RECORDS SUPPLIED →
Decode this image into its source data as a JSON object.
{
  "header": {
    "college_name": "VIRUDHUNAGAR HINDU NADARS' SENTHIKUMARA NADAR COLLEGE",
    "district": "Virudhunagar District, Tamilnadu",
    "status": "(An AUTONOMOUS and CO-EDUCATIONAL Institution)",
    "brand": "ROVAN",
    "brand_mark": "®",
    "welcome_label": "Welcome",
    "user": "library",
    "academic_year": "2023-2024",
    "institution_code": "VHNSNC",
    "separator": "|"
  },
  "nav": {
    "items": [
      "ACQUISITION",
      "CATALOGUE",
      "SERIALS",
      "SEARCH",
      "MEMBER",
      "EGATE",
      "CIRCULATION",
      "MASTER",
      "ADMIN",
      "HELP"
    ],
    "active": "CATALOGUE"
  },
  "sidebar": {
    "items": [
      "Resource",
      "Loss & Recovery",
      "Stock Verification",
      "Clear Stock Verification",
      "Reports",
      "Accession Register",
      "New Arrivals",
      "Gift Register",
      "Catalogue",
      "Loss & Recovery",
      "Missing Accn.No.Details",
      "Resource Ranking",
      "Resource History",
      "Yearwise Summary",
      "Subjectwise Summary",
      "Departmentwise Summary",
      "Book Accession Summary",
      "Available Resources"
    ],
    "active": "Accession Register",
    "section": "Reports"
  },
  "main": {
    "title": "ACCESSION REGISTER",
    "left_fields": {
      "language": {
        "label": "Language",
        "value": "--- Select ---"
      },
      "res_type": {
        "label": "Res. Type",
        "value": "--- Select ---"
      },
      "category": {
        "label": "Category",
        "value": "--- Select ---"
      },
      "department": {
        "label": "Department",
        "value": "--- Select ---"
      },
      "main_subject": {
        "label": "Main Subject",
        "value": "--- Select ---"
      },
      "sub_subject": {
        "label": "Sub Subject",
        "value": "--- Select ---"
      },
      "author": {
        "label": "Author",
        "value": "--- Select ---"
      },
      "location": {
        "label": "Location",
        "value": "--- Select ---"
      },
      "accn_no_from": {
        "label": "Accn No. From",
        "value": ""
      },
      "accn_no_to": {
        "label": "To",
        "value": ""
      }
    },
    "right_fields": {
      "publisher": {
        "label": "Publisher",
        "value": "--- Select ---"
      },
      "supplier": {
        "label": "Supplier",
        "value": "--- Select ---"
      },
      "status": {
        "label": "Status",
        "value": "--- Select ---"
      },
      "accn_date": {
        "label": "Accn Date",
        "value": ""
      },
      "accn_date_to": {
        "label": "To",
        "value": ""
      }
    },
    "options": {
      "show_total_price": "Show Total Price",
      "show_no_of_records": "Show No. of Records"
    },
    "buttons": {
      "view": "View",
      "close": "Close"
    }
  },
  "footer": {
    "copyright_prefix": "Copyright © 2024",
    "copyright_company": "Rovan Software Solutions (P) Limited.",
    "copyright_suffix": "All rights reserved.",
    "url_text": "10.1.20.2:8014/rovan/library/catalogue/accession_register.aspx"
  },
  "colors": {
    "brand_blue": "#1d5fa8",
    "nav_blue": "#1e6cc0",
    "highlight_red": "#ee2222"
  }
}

DIRECTIONS FOR THIS TASK → Reproduce each line holding the word "Stock".

ANSWER TO THIS EXERCISE →
      "Stock Verification",
      "Clear Stock Verification",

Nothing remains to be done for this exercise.